# Request
Copy out each line featuring the string "випробування" from the entries beneath.

<<<<

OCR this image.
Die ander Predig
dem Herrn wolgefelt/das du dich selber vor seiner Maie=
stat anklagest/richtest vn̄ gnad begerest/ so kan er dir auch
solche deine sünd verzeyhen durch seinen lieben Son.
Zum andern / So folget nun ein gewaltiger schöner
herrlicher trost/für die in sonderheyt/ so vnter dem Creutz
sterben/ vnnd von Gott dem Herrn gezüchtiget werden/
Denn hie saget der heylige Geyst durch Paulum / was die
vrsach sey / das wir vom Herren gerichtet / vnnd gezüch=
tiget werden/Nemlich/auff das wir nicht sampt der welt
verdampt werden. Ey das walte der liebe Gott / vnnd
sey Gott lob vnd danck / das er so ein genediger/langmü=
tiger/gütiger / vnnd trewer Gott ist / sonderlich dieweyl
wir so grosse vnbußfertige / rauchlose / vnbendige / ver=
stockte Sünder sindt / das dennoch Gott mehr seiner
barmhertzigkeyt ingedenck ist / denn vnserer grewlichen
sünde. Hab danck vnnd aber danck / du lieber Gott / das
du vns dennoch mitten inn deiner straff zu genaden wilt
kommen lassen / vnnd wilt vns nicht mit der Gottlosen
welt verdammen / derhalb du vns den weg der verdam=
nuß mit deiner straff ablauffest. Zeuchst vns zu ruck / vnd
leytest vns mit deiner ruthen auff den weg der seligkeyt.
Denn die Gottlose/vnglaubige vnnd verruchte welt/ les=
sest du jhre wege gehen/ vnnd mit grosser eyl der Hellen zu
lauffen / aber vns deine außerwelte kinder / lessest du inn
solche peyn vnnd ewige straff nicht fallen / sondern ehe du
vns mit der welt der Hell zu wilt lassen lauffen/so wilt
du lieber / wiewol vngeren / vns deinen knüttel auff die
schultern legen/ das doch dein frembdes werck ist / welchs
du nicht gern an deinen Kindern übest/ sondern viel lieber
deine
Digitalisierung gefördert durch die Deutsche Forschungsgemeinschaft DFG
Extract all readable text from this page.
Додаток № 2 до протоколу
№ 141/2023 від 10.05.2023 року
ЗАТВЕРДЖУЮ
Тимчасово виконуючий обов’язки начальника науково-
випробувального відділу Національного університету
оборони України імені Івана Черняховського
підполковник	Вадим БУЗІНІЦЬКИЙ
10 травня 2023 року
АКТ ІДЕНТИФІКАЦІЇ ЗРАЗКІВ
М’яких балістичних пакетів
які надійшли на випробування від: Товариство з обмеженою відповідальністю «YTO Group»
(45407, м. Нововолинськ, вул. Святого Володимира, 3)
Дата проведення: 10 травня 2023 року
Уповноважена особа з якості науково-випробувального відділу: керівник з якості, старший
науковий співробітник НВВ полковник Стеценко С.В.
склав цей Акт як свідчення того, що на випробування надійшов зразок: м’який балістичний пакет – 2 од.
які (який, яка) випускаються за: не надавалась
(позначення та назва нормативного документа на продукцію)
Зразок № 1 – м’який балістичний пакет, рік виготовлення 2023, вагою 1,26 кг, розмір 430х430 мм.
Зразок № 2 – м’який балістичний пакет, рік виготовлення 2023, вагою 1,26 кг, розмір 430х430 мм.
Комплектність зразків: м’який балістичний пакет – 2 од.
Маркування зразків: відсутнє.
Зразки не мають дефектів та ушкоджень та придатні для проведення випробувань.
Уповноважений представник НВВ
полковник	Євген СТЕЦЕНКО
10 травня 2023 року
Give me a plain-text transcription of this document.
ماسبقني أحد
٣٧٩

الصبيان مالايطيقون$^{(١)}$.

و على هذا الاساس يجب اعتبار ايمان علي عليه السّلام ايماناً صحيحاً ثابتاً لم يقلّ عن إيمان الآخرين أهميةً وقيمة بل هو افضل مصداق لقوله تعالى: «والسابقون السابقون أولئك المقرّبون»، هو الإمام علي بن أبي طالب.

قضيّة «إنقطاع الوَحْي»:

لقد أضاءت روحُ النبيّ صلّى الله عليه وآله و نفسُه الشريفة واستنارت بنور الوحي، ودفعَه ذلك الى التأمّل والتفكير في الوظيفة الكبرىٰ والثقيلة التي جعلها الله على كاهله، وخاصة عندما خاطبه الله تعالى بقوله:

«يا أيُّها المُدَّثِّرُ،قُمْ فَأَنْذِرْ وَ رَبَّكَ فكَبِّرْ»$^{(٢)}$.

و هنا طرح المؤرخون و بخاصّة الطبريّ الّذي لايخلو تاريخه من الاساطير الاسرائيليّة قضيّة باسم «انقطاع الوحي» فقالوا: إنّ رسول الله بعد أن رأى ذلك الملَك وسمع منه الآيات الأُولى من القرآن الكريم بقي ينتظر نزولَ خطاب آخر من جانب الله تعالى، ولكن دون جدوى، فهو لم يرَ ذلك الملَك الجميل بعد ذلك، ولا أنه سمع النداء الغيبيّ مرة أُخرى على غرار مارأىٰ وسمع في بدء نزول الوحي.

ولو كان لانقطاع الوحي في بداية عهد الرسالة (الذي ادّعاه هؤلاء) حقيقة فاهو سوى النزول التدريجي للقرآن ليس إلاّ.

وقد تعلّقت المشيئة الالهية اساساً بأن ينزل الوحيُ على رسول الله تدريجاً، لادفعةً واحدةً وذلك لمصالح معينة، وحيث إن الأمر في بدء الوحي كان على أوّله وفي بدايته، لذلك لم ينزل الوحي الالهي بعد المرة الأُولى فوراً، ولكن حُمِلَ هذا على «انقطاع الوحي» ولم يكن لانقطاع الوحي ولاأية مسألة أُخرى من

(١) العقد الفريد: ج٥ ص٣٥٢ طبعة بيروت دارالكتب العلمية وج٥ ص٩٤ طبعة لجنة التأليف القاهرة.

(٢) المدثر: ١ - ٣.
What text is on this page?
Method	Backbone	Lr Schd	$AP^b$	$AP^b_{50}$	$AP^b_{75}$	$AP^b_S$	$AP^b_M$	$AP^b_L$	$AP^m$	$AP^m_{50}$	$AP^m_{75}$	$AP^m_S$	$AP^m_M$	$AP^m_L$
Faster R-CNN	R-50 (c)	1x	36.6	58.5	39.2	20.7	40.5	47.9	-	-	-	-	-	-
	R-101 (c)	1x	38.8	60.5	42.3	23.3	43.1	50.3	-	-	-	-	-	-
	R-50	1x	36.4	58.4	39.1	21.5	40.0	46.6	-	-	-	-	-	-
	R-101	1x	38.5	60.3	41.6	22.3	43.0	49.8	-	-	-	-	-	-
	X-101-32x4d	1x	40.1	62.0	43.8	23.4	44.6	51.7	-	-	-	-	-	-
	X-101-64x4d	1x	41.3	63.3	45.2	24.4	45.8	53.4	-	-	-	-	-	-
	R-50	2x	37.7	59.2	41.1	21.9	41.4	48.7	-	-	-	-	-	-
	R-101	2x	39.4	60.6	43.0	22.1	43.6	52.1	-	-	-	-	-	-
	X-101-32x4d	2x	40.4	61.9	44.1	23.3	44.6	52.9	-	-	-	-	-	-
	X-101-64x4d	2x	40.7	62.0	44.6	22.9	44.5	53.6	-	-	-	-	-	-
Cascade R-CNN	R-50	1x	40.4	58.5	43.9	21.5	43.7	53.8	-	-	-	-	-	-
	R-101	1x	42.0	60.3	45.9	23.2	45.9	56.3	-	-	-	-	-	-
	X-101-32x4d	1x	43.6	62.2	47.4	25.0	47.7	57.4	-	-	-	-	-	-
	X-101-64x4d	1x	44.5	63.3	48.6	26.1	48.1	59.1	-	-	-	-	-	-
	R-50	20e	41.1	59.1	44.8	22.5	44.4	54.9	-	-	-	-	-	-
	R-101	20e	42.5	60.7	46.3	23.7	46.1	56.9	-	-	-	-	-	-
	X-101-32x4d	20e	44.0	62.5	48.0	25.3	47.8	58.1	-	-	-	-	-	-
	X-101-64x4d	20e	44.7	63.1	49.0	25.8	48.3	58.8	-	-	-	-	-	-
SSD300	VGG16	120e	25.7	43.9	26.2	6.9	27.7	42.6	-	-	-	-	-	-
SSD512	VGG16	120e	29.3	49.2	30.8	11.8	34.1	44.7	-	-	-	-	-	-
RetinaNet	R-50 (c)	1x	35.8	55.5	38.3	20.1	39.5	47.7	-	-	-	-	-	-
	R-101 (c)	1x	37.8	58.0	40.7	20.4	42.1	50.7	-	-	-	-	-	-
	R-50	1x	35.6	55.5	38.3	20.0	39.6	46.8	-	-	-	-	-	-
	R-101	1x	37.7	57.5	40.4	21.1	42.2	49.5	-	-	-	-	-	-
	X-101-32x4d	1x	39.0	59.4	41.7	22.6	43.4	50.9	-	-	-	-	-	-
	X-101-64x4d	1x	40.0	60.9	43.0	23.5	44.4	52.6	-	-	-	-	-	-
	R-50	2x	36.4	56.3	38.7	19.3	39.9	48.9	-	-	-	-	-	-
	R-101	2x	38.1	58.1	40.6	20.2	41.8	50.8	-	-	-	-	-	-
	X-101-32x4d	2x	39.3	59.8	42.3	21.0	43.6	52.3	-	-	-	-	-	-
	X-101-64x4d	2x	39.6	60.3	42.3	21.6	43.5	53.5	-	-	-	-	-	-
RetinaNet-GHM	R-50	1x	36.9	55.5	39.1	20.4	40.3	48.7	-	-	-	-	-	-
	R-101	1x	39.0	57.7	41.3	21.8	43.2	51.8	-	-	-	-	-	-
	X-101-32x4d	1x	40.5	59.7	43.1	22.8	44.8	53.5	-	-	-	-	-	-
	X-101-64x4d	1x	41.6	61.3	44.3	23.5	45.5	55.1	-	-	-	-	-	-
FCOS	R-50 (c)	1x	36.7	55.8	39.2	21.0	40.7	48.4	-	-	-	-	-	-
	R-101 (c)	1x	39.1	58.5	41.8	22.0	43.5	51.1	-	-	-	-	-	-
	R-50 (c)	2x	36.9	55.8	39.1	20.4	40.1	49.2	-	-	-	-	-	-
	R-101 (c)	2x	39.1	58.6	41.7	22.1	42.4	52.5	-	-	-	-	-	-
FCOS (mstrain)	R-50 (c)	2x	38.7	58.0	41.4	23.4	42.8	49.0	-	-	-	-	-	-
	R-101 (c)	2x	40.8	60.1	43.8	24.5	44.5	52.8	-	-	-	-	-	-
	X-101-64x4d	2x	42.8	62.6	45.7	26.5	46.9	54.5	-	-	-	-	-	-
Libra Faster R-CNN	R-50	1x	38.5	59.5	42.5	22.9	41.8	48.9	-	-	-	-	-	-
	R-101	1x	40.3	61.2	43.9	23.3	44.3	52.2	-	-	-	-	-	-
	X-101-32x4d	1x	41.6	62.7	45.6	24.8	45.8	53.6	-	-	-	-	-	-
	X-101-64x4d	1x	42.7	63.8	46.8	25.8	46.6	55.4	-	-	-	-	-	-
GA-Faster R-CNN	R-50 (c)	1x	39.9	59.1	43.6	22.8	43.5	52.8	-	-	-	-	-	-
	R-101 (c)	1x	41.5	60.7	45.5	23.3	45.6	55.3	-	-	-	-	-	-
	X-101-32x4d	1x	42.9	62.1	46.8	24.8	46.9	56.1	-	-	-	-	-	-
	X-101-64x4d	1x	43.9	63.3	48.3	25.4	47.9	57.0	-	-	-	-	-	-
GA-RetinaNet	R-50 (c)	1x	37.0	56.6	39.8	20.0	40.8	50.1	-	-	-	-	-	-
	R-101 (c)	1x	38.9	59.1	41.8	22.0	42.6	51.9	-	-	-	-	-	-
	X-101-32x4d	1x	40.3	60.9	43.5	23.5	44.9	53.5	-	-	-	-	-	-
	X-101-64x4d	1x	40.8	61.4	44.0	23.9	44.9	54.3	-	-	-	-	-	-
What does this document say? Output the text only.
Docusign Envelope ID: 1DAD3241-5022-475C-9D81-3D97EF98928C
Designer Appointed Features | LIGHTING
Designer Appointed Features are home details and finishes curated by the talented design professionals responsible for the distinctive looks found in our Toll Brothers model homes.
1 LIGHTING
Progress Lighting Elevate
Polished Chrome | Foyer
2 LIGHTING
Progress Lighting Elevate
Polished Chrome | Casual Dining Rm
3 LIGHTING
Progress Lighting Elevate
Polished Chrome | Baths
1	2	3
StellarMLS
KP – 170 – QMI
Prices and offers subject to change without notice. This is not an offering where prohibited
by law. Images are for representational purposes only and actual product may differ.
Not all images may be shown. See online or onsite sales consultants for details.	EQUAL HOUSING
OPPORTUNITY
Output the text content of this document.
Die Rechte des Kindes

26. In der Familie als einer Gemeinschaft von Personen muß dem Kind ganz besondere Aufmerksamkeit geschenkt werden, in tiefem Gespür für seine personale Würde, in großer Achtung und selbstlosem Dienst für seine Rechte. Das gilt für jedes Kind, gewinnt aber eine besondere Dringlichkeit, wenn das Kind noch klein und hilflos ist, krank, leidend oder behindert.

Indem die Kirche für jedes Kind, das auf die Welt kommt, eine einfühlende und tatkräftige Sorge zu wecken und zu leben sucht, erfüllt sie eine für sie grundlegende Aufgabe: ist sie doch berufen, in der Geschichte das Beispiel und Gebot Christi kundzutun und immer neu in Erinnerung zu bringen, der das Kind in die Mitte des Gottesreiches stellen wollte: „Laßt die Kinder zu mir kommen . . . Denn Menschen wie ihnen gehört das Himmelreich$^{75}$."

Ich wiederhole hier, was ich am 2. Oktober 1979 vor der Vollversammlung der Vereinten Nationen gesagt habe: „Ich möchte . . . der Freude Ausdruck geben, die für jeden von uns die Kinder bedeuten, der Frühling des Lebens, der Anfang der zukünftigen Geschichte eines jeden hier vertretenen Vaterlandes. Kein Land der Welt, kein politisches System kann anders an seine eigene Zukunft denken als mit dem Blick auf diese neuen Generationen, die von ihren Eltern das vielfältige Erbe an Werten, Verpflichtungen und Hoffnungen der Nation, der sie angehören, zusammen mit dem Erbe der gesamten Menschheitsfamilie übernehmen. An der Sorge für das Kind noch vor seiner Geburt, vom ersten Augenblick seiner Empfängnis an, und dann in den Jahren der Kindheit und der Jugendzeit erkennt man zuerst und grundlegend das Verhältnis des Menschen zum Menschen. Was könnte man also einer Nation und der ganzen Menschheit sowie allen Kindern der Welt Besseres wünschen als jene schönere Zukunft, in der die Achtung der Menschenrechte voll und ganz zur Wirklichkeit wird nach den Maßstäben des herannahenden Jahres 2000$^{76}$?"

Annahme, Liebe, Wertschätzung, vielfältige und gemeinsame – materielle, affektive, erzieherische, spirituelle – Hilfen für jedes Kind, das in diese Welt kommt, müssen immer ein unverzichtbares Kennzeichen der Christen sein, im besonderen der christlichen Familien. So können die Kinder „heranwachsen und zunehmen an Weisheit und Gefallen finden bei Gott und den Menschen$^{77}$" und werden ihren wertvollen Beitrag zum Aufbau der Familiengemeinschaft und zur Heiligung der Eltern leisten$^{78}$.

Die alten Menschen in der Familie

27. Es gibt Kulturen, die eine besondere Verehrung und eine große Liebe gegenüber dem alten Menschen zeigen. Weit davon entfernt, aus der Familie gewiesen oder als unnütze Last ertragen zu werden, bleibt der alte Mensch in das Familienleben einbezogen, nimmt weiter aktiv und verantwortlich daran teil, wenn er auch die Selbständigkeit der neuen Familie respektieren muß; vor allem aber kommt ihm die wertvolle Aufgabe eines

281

>>>>

# Task output
які надійшли на випробування від: Товариство з обмеженою відповідальністю «YTO Group»
склав цей Акт як свідчення того, що на випробування надійшов зразок: м’який балістичний пакет – 2 од.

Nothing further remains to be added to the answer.